**What you will do:** For the records below, give the count of lines holding the word "into" and nothing more.

**Data entries:**
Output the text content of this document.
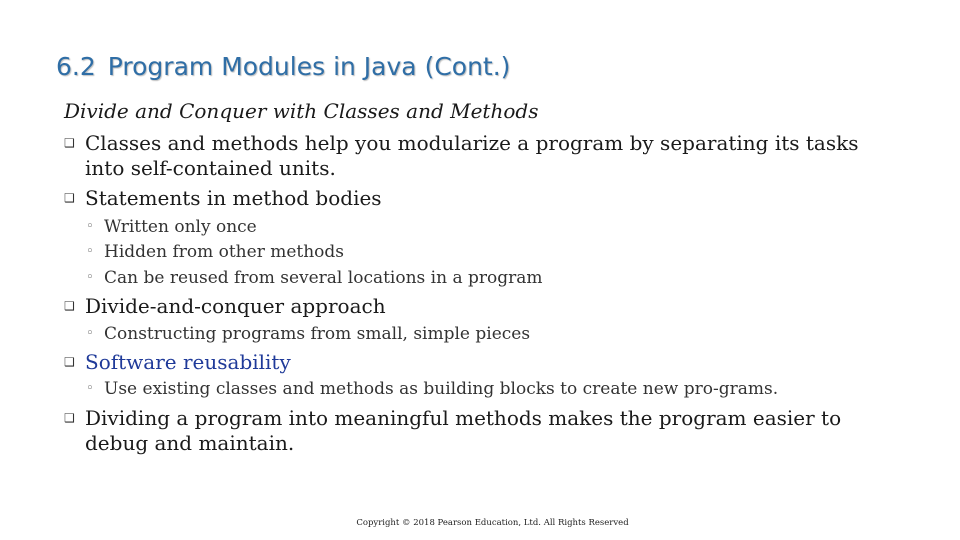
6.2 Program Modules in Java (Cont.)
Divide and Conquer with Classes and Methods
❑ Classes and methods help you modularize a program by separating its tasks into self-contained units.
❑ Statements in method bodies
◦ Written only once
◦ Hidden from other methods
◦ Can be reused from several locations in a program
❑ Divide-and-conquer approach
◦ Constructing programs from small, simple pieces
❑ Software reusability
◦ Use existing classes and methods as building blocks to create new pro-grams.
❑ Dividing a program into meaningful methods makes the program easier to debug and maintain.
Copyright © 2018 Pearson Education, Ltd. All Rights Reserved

**Final answer:** 2